En ce qui concerne la décision fixant le pays de destination :
13. En premier lieu, les moyens dirigés contre les décisions de refus de titre de séjour et portant obligation de quitter le territoire ayant été écartés, l'exception d'illégalité de ces décisions invoquée par M. C... à l'appui de ses conclusions dirigées contre la décision fixant le pays de destination ne peut qu'être écartée.
14. En second lieu, aux termes de l'article 3 de la convention européenne de sauvegarde des droits de l'homme et des libertés fondamentales : " Nul ne peut être soumis à la torture ni à des peines ou traitements inhumains ou dégradants ".
15. M. C... soutient qu'il craint d'être soumis à des traitements inhumains ou dégradants en cas de retour en Colombie du fait du travail d'indicateur pour la police française de son frère, aujourd'hui décédé, ainsi que du fait de sa collaboration avec les services de police français et produit une attestation du 23 octobre 2023 d'un commandant divisionnaire qui indique qu'il a " bien collaboré avec les services français depuis 1995 ". Il ne ressort pas des pièces du dossier que le décès de son frère soit lié à cette collaboration, mais d'un arrêt cardiaque. Le préfet de police indique sans être contredit qu'une demande de reconnaissance du statut de réfugié a été rejetée par l'Office français de protection des réfugiés et apatride en 1986 et il ne ressort pas des pièces du dossier que le requérant a effectué une nouvelle demande depuis. Il n'est pas contesté non plus que le requérant est rentré en Colombie entre 1998 et 2002 ainsi que fin 2010 et à l'été 2013. Il ressort également d'un témoignage de son autre frère, toujours présent en Colombie, qu'il serait sous protection de sorte que le requérant ne peut utilement indiquer, à supposer que cela soit le cas, qu'il ne pourrait bénéficier d'une protection équivalente. Par suite, le moyen tiré de la méconnaissance des stipulations précitées doit être écarté.

Mise en pratique ::
[a] Dans l'extrait sur le pays de destination, résumez sous forme de liste le paragraphe qui commence par « M. C... soutient qu'il craint » en gardant ses faits essentiels.
[b] Renvoyez à l'identique le passage de l'extrait sur le pays de destination qui commence par « En ce qui concerne » et se termine par « peut qu'être écartée. ».
[c] Reprenez le texte juridique sur la décision fixant le pays de destination de M. C... et poursuivez-le après sa dernière phrase.
Les lignes qui suivent forment un matériau distinct, sans rapport avec le texte source.

Contenu des données ::
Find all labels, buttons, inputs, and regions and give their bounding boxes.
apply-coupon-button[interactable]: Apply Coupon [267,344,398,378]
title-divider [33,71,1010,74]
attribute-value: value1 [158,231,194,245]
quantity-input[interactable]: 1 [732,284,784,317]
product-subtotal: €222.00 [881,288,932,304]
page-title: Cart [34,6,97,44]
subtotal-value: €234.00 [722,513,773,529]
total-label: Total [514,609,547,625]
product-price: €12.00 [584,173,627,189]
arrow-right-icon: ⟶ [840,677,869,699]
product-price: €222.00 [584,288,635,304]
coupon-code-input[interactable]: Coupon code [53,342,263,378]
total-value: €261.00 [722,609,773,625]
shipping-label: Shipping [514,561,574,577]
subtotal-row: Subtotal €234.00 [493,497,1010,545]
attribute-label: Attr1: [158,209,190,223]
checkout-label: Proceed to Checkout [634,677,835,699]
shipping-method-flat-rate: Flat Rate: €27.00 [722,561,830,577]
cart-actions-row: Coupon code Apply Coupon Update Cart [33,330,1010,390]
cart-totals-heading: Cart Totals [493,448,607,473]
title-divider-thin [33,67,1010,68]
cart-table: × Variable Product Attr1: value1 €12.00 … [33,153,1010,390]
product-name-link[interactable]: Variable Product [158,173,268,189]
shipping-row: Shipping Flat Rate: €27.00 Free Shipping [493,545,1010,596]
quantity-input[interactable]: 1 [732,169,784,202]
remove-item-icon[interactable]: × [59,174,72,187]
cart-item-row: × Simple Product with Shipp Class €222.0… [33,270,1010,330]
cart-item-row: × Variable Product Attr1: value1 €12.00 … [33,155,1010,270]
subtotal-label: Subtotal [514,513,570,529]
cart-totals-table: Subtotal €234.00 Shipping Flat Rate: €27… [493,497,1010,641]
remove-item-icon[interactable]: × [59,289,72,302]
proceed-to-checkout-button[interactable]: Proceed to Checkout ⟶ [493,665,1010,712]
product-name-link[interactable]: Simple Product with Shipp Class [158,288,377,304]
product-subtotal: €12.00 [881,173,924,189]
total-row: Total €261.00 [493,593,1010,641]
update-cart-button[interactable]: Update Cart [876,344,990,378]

Résultats de l'exercice ::
[a]
- M. C... dit craindre des traitements inhumains ou dégradants en cas de retour en Colombie. Il invoque le travail d'indicateur pour la police française de son frère, aujourd'hui décédé, et sa propre collaboration avec la police française. Une attestation d'un commandant divisionnaire du 23 octobre 2023 confirme cette collaboration depuis 1995.
- Selon les pièces du dossier, le décès de son frère résulte d'un arrêt cardiaque et non de cette collaboration.
- L'Office français de protection des réfugiés et apatrides a rejeté sa demande de statut de réfugié en 1986. Aucune nouvelle demande n'apparaît depuis.
- Il n'est pas contesté qu'il est retourné en Colombie entre 1998 et 2002, fin 2010 et à l'été 2013.
- Selon le témoignage de son autre frère, toujours en Colombie, ce dernier serait sous protection. Le requérant ne peut donc utilement soutenir qu'il ne pourrait pas bénéficier d'une protection équivalente.
- Le moyen tiré de la méconnaissance de l'article 3 de la convention est écarté.

[b]
En ce qui concerne la décision fixant le pays de destination :
13. En premier lieu, les moyens dirigés contre les décisions de refus de titre de séjour et portant obligation de quitter le territoire ayant été écartés, l'exception d'illégalité de ces décisions invoquée par M. C... à l'appui de ses conclusions dirigées contre la décision fixant le pays de destination ne peut qu'être écartée.

[c]
En ce qui concerne la décision portant interdiction de retour sur le territoire français pour une durée de trois ans :
16. M. C... soutient qu'il est recevable à solliciter l'annulation de la décision portant interdiction de retour dans le cadre de l'appel dès lors que dans sa demande de première instance il a sollicité l'annulation de l'arrêté du 3 août 2023 comprenant cette décision. Toutefois, le requérant, qui n'a soulevé aucun moyen contre la décision portant interdiction de retour sur le territoire français pour une durée de trois ans en première instance, n'est pas recevable à contester cette décision en appel.
17. Il résulte de tout ce qui précède que M. C... n'est pas fondé à soutenir que c'est à tort que, par le jugement attaqué, le tribunal administratif de Paris a rejeté sa demande tendant à l'annulation de l'arrêté du 3 août 2023.
Sur les conclusions à fin d'injonction :
18. Le présent arrêt, qui rejette les conclusions aux fins d'annulation présentées par M. C..., n'implique aucune mesure d'exécution. Par suite, les conclusions à fin d'injonction présentées par le requérant doivent être rejetées.
Sur les frais liés à l'instance :
19. Les dispositions de l'article L. 761-1 du code de justice administrative font obstacle à ce que soit mise à la charge de l'Etat qui n'est pas, en la présente instance, la partie perdante, la somme que M. C... demande au titre des frais exposés et non compris dans les dépens.
D É C I D E :
Article 1er : La requête de M. C... est rejetée.
Article 2 : Le présent arrêt sera notifié à M. A... C... et au ministre de l'intérieur.
Copie sera adressée au préfet de police.
Délibéré après l'audience du 22 octobre 2024, à laquelle siégeaient :
- M. Auvray, président de chambre,
- Mme Hamon, présidente-assesseure,
- M. Emmanuel Laforêt, premier conseiller,
Rendu public par mise à disposition au greffe le 14 novembre 2024.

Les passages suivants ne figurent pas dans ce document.